▶ [Records supplied]
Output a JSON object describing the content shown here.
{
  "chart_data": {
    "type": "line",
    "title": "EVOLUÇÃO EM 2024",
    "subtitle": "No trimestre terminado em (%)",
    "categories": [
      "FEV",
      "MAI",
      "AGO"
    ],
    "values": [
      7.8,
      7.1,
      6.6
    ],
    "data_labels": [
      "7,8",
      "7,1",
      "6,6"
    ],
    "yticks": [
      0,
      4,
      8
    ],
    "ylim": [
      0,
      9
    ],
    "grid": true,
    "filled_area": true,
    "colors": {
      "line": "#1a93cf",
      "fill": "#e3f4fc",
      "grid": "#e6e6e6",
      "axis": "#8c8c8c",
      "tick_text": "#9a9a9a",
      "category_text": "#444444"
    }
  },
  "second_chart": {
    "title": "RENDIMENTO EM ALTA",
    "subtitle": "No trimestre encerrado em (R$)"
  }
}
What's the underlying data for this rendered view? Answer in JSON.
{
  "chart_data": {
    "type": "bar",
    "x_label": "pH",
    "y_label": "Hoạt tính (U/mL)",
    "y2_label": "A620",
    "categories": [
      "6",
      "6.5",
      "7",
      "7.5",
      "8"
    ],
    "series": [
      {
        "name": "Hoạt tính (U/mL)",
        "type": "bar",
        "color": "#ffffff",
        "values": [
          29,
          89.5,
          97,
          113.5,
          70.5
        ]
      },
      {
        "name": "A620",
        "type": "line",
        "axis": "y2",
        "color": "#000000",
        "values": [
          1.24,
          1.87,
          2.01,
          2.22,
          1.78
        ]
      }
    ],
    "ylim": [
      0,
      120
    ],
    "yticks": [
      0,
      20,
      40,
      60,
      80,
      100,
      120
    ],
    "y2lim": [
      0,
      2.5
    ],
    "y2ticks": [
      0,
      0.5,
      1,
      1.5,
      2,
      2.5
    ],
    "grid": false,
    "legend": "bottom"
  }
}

▶ [Your task] Copy all lines from the material that contain "subtitle".

▶ [Task response]
    "subtitle": "No trimestre terminado em (%)",
    "subtitle": "No trimestre encerrado em (R$)"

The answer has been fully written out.